▸ Exercise task
State how many lines in the entries below contain "values". Write nothing but the number.

(Recorded data)
▼

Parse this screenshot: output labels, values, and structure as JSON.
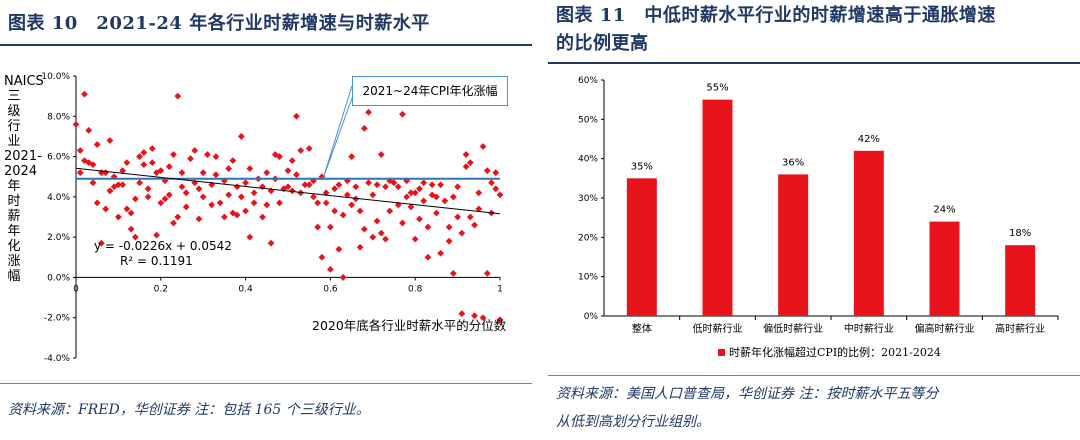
{
  "left": {
    "title": "图表 10　2021-24 年各行业时薪增速与时薪水平",
    "source": "资料来源：FRED，华创证券 注：包括 165 个三级行业。"
  },
  "right": {
    "title_line1": "图表 11　中低时薪水平行业的时薪增速高于通胀增速",
    "title_line2": "的比例更高",
    "source_line1": "资料来源：美国人口普查局，华创证券 注：按时薪水平五等分",
    "source_line2": "从低到高划分行业组别。"
  },
  "chart_data": [
    {
      "type": "scatter",
      "ylabel": "NAICS三级行业2021-2024年时薪年化涨幅",
      "xlabel": "2020年底各行业时薪水平的分位数",
      "xlim": [
        0,
        1
      ],
      "ylim": [
        -0.04,
        0.1
      ],
      "x_ticks": [
        "0",
        "0.2",
        "0.4",
        "0.6",
        "0.8",
        "1"
      ],
      "y_ticks": [
        "-4.0%",
        "-2.0%",
        "0.0%",
        "2.0%",
        "4.0%",
        "6.0%",
        "8.0%",
        "10.0%"
      ],
      "reference_line": {
        "label": "2021~24年CPI年化涨幅",
        "y": 0.049,
        "color": "#2e75b6"
      },
      "trendline": {
        "equation": "y = -0.0226x + 0.0542",
        "r2": "R² = 0.1191",
        "slope": -0.0226,
        "intercept": 0.0542
      },
      "marker_color": "#e8141c",
      "points": [
        [
          0.0,
          0.076
        ],
        [
          0.01,
          0.063
        ],
        [
          0.01,
          0.052
        ],
        [
          0.02,
          0.058
        ],
        [
          0.02,
          0.091
        ],
        [
          0.03,
          0.057
        ],
        [
          0.03,
          0.073
        ],
        [
          0.04,
          0.047
        ],
        [
          0.04,
          0.056
        ],
        [
          0.05,
          0.037
        ],
        [
          0.05,
          0.066
        ],
        [
          0.06,
          0.052
        ],
        [
          0.06,
          0.017
        ],
        [
          0.07,
          0.034
        ],
        [
          0.07,
          0.052
        ],
        [
          0.08,
          0.043
        ],
        [
          0.08,
          0.068
        ],
        [
          0.09,
          0.045
        ],
        [
          0.09,
          0.05
        ],
        [
          0.1,
          0.03
        ],
        [
          0.1,
          0.046
        ],
        [
          0.11,
          0.046
        ],
        [
          0.11,
          0.053
        ],
        [
          0.12,
          0.057
        ],
        [
          0.12,
          0.034
        ],
        [
          0.13,
          0.032
        ],
        [
          0.13,
          0.024
        ],
        [
          0.14,
          0.02
        ],
        [
          0.14,
          0.039
        ],
        [
          0.15,
          0.06
        ],
        [
          0.15,
          0.047
        ],
        [
          0.16,
          0.062
        ],
        [
          0.16,
          0.056
        ],
        [
          0.17,
          0.044
        ],
        [
          0.17,
          0.04
        ],
        [
          0.18,
          0.064
        ],
        [
          0.18,
          0.057
        ],
        [
          0.19,
          0.021
        ],
        [
          0.19,
          0.052
        ],
        [
          0.2,
          0.037
        ],
        [
          0.2,
          0.053
        ],
        [
          0.21,
          0.039
        ],
        [
          0.21,
          0.048
        ],
        [
          0.22,
          0.041
        ],
        [
          0.22,
          0.055
        ],
        [
          0.23,
          0.027
        ],
        [
          0.23,
          0.061
        ],
        [
          0.24,
          0.03
        ],
        [
          0.24,
          0.09
        ],
        [
          0.25,
          0.052
        ],
        [
          0.25,
          0.045
        ],
        [
          0.26,
          0.035
        ],
        [
          0.26,
          0.042
        ],
        [
          0.27,
          0.059
        ],
        [
          0.28,
          0.063
        ],
        [
          0.28,
          0.047
        ],
        [
          0.29,
          0.029
        ],
        [
          0.29,
          0.044
        ],
        [
          0.3,
          0.052
        ],
        [
          0.3,
          0.04
        ],
        [
          0.31,
          0.061
        ],
        [
          0.32,
          0.046
        ],
        [
          0.32,
          0.036
        ],
        [
          0.33,
          0.051
        ],
        [
          0.33,
          0.06
        ],
        [
          0.34,
          0.037
        ],
        [
          0.35,
          0.03
        ],
        [
          0.35,
          0.048
        ],
        [
          0.36,
          0.041
        ],
        [
          0.36,
          0.054
        ],
        [
          0.37,
          0.032
        ],
        [
          0.37,
          0.058
        ],
        [
          0.38,
          0.031
        ],
        [
          0.38,
          0.045
        ],
        [
          0.39,
          0.04
        ],
        [
          0.39,
          0.07
        ],
        [
          0.4,
          0.033
        ],
        [
          0.4,
          0.047
        ],
        [
          0.41,
          0.054
        ],
        [
          0.41,
          0.02
        ],
        [
          0.42,
          0.042
        ],
        [
          0.42,
          0.037
        ],
        [
          0.43,
          0.049
        ],
        [
          0.44,
          0.03
        ],
        [
          0.44,
          0.045
        ],
        [
          0.45,
          0.036
        ],
        [
          0.45,
          0.052
        ],
        [
          0.46,
          0.017
        ],
        [
          0.46,
          0.043
        ],
        [
          0.47,
          0.061
        ],
        [
          0.47,
          0.049
        ],
        [
          0.48,
          0.06
        ],
        [
          0.48,
          0.037
        ],
        [
          0.49,
          0.044
        ],
        [
          0.5,
          0.045
        ],
        [
          0.5,
          0.053
        ],
        [
          0.51,
          0.043
        ],
        [
          0.51,
          0.058
        ],
        [
          0.52,
          0.051
        ],
        [
          0.52,
          0.08
        ],
        [
          0.53,
          0.063
        ],
        [
          0.53,
          0.042
        ],
        [
          0.54,
          0.046
        ],
        [
          0.55,
          0.064
        ],
        [
          0.55,
          0.046
        ],
        [
          0.56,
          0.04
        ],
        [
          0.56,
          0.048
        ],
        [
          0.57,
          0.037
        ],
        [
          0.57,
          0.025
        ],
        [
          0.58,
          0.05
        ],
        [
          0.58,
          0.01
        ],
        [
          0.59,
          0.037
        ],
        [
          0.59,
          0.042
        ],
        [
          0.6,
          0.025
        ],
        [
          0.6,
          0.004
        ],
        [
          0.61,
          0.044
        ],
        [
          0.61,
          0.033
        ],
        [
          0.62,
          0.014
        ],
        [
          0.62,
          0.046
        ],
        [
          0.63,
          0.0
        ],
        [
          0.63,
          0.031
        ],
        [
          0.64,
          0.041
        ],
        [
          0.64,
          0.048
        ],
        [
          0.65,
          0.06
        ],
        [
          0.65,
          0.036
        ],
        [
          0.66,
          0.039
        ],
        [
          0.66,
          0.045
        ],
        [
          0.67,
          0.015
        ],
        [
          0.67,
          0.033
        ],
        [
          0.68,
          0.024
        ],
        [
          0.68,
          0.074
        ],
        [
          0.69,
          0.047
        ],
        [
          0.69,
          0.082
        ],
        [
          0.7,
          0.02
        ],
        [
          0.7,
          0.041
        ],
        [
          0.71,
          0.046
        ],
        [
          0.71,
          0.028
        ],
        [
          0.72,
          0.061
        ],
        [
          0.72,
          0.022
        ],
        [
          0.73,
          0.045
        ],
        [
          0.73,
          0.019
        ],
        [
          0.74,
          0.048
        ],
        [
          0.74,
          0.033
        ],
        [
          0.75,
          0.047
        ],
        [
          0.76,
          0.036
        ],
        [
          0.76,
          0.045
        ],
        [
          0.77,
          0.081
        ],
        [
          0.77,
          0.027
        ],
        [
          0.78,
          0.04
        ],
        [
          0.78,
          0.048
        ],
        [
          0.79,
          0.042
        ],
        [
          0.79,
          0.035
        ],
        [
          0.8,
          0.019
        ],
        [
          0.8,
          0.042
        ],
        [
          0.81,
          0.044
        ],
        [
          0.81,
          0.029
        ],
        [
          0.82,
          0.038
        ],
        [
          0.82,
          0.047
        ],
        [
          0.83,
          0.025
        ],
        [
          0.83,
          0.01
        ],
        [
          0.84,
          0.041
        ],
        [
          0.84,
          0.046
        ],
        [
          0.85,
          0.032
        ],
        [
          0.85,
          0.04
        ],
        [
          0.86,
          0.012
        ],
        [
          0.86,
          0.046
        ],
        [
          0.87,
          0.038
        ],
        [
          0.88,
          0.025
        ],
        [
          0.88,
          0.018
        ],
        [
          0.89,
          0.002
        ],
        [
          0.89,
          0.04
        ],
        [
          0.9,
          0.03
        ],
        [
          0.9,
          0.045
        ],
        [
          0.91,
          0.022
        ],
        [
          0.91,
          -0.018
        ],
        [
          0.92,
          0.061
        ],
        [
          0.92,
          0.055
        ],
        [
          0.93,
          0.057
        ],
        [
          0.93,
          0.03
        ],
        [
          0.94,
          0.026
        ],
        [
          0.94,
          -0.019
        ],
        [
          0.95,
          0.034
        ],
        [
          0.95,
          0.042
        ],
        [
          0.96,
          0.065
        ],
        [
          0.96,
          -0.02
        ],
        [
          0.97,
          0.053
        ],
        [
          0.97,
          0.002
        ],
        [
          0.98,
          0.047
        ],
        [
          0.98,
          0.032
        ],
        [
          0.99,
          0.052
        ],
        [
          0.99,
          0.044
        ],
        [
          1.0,
          0.041
        ],
        [
          1.0,
          -0.021
        ]
      ]
    },
    {
      "type": "bar",
      "categories": [
        "整体",
        "低时薪行业",
        "偏低时薪行业",
        "中时薪行业",
        "偏高时薪行业",
        "高时薪行业"
      ],
      "values": [
        35,
        55,
        36,
        42,
        24,
        18
      ],
      "value_labels": [
        "35%",
        "55%",
        "36%",
        "42%",
        "24%",
        "18%"
      ],
      "ylim": [
        0,
        60
      ],
      "y_ticks": [
        "0%",
        "10%",
        "20%",
        "30%",
        "40%",
        "50%",
        "60%"
      ],
      "legend": "时薪年化涨幅超过CPI的比例：2021-2024",
      "bar_color": "#e8141c"
    }
  ]
}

▲

▸ Solution to the problem
2